Repeat the whole listing exactly as written.

################

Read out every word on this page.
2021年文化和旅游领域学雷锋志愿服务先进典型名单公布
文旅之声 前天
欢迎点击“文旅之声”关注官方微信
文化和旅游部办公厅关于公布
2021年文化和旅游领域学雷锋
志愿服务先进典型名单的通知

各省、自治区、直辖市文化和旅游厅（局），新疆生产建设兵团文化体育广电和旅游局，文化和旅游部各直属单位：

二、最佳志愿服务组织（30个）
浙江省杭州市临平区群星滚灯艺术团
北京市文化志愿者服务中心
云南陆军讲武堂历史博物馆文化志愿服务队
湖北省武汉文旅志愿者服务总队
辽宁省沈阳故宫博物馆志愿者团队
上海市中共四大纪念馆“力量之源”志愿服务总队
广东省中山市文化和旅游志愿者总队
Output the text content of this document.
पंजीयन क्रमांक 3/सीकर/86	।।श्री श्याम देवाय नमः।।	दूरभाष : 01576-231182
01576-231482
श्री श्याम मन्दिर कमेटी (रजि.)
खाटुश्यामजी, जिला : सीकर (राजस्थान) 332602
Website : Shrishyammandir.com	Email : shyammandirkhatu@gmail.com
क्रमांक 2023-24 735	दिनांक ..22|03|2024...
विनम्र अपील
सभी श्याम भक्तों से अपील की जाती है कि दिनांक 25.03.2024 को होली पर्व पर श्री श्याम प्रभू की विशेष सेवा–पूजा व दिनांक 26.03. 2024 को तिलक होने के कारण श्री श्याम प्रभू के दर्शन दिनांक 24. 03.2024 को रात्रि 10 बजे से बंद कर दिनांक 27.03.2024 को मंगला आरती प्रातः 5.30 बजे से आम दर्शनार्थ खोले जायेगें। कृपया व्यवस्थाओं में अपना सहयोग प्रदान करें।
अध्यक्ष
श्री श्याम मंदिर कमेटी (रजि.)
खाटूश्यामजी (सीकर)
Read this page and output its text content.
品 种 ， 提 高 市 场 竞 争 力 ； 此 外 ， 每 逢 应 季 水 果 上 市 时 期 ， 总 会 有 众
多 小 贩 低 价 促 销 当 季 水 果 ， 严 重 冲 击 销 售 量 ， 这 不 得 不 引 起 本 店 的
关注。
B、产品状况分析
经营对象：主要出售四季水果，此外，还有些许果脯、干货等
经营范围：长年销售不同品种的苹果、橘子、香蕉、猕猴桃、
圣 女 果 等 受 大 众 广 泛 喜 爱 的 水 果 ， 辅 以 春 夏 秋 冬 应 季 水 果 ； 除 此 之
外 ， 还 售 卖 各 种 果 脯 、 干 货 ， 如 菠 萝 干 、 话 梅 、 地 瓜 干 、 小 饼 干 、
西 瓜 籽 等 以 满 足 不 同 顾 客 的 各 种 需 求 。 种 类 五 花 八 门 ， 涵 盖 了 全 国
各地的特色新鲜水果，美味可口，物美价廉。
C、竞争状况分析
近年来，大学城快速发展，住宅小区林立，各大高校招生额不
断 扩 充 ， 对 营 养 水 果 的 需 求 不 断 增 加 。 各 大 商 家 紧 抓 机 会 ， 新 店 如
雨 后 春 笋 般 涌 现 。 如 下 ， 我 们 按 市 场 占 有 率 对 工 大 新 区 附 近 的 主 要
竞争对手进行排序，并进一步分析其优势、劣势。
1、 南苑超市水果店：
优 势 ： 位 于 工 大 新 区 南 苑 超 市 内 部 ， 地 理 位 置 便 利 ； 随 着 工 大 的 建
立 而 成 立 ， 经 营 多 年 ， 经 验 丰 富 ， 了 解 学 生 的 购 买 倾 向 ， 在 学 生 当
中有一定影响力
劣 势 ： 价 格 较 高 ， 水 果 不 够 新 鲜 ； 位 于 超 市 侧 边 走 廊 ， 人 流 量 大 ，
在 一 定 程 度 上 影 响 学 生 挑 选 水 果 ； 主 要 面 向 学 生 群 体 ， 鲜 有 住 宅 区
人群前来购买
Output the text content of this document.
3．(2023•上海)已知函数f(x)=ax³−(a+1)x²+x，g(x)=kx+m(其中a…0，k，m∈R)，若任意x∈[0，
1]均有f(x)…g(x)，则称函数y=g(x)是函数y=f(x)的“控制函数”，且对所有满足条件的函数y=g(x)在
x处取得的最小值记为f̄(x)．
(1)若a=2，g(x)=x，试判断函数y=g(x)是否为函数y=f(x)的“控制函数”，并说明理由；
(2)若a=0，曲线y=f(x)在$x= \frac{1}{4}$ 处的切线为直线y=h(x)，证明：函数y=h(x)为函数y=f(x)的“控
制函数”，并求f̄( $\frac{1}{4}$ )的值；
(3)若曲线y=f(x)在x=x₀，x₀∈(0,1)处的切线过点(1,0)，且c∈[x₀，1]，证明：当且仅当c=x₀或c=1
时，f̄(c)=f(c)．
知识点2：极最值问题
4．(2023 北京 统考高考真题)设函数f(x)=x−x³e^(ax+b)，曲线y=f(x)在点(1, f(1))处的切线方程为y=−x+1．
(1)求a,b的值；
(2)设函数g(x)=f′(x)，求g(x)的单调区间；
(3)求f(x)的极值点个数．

################

SOLUTION TO THE PROBLEM:
Read out every word on this page.
2021年文化和旅游领域学雷锋志愿服务先进典型名单公布
文旅之声 前天
欢迎点击“文旅之声”关注官方微信
文化和旅游部办公厅关于公布
2021年文化和旅游领域学雷锋
志愿服务先进典型名单的通知

各省、自治区、直辖市文化和旅游厅（局），新疆生产建设兵团文化体育广电和旅游局，文化和旅游部各直属单位：

二、最佳志愿服务组织（30个）
浙江省杭州市临平区群星滚灯艺术团
北京市文化志愿者服务中心
云南陆军讲武堂历史博物馆文化志愿服务队
湖北省武汉文旅志愿者服务总队
辽宁省沈阳故宫博物馆志愿者团队
上海市中共四大纪念馆“力量之源”志愿服务总队
广东省中山市文化和旅游志愿者总队
Output the text content of this document.
पंजीयन क्रमांक 3/सीकर/86	।।श्री श्याम देवाय नमः।।	दूरभाष : 01576-231182
01576-231482
श्री श्याम मन्दिर कमेटी (रजि.)
खाटुश्यामजी, जिला : सीकर (राजस्थान) 332602
Website : Shrishyammandir.com	Email : shyammandirkhatu@gmail.com
क्रमांक 2023-24 735	दिनांक ..22|03|2024...
विनम्र अपील
सभी श्याम भक्तों से अपील की जाती है कि दिनांक 25.03.2024 को होली पर्व पर श्री श्याम प्रभू की विशेष सेवा–पूजा व दिनांक 26.03. 2024 को तिलक होने के कारण श्री श्याम प्रभू के दर्शन दिनांक 24. 03.2024 को रात्रि 10 बजे से बंद कर दिनांक 27.03.2024 को मंगला आरती प्रातः 5.30 बजे से आम दर्शनार्थ खोले जायेगें। कृपया व्यवस्थाओं में अपना सहयोग प्रदान करें।
अध्यक्ष
श्री श्याम मंदिर कमेटी (रजि.)
खाटूश्यामजी (सीकर)
Read this page and output its text content.
品 种 ， 提 高 市 场 竞 争 力 ； 此 外 ， 每 逢 应 季 水 果 上 市 时 期 ， 总 会 有 众
多 小 贩 低 价 促 销 当 季 水 果 ， 严 重 冲 击 销 售 量 ， 这 不 得 不 引 起 本 店 的
关注。
B、产品状况分析
经营对象：主要出售四季水果，此外，还有些许果脯、干货等
经营范围：长年销售不同品种的苹果、橘子、香蕉、猕猴桃、
圣 女 果 等 受 大 众 广 泛 喜 爱 的 水 果 ， 辅 以 春 夏 秋 冬 应 季 水 果 ； 除 此 之
外 ， 还 售 卖 各 种 果 脯 、 干 货 ， 如 菠 萝 干 、 话 梅 、 地 瓜 干 、 小 饼 干 、
西 瓜 籽 等 以 满 足 不 同 顾 客 的 各 种 需 求 。 种 类 五 花 八 门 ， 涵 盖 了 全 国
各地的特色新鲜水果，美味可口，物美价廉。
C、竞争状况分析
近年来，大学城快速发展，住宅小区林立，各大高校招生额不
断 扩 充 ， 对 营 养 水 果 的 需 求 不 断 增 加 。 各 大 商 家 紧 抓 机 会 ， 新 店 如
雨 后 春 笋 般 涌 现 。 如 下 ， 我 们 按 市 场 占 有 率 对 工 大 新 区 附 近 的 主 要
竞争对手进行排序，并进一步分析其优势、劣势。
1、 南苑超市水果店：
优 势 ： 位 于 工 大 新 区 南 苑 超 市 内 部 ， 地 理 位 置 便 利 ； 随 着 工 大 的 建
立 而 成 立 ， 经 营 多 年 ， 经 验 丰 富 ， 了 解 学 生 的 购 买 倾 向 ， 在 学 生 当
中有一定影响力
劣 势 ： 价 格 较 高 ， 水 果 不 够 新 鲜 ； 位 于 超 市 侧 边 走 廊 ， 人 流 量 大 ，
在 一 定 程 度 上 影 响 学 生 挑 选 水 果 ； 主 要 面 向 学 生 群 体 ， 鲜 有 住 宅 区
人群前来购买
Output the text content of this document.
3．(2023•上海)已知函数f(x)=ax³−(a+1)x²+x，g(x)=kx+m(其中a…0，k，m∈R)，若任意x∈[0，
1]均有f(x)…g(x)，则称函数y=g(x)是函数y=f(x)的“控制函数”，且对所有满足条件的函数y=g(x)在
x处取得的最小值记为f̄(x)．
(1)若a=2，g(x)=x，试判断函数y=g(x)是否为函数y=f(x)的“控制函数”，并说明理由；
(2)若a=0，曲线y=f(x)在$x= \frac{1}{4}$ 处的切线为直线y=h(x)，证明：函数y=h(x)为函数y=f(x)的“控
制函数”，并求f̄( $\frac{1}{4}$ )的值；
(3)若曲线y=f(x)在x=x₀，x₀∈(0,1)处的切线过点(1,0)，且c∈[x₀，1]，证明：当且仅当c=x₀或c=1
时，f̄(c)=f(c)．
知识点2：极最值问题
4．(2023 北京 统考高考真题)设函数f(x)=x−x³e^(ax+b)，曲线y=f(x)在点(1, f(1))处的切线方程为y=−x+1．
(1)求a,b的值；
(2)设函数g(x)=f′(x)，求g(x)的单调区间；
(3)求f(x)的极值点个数．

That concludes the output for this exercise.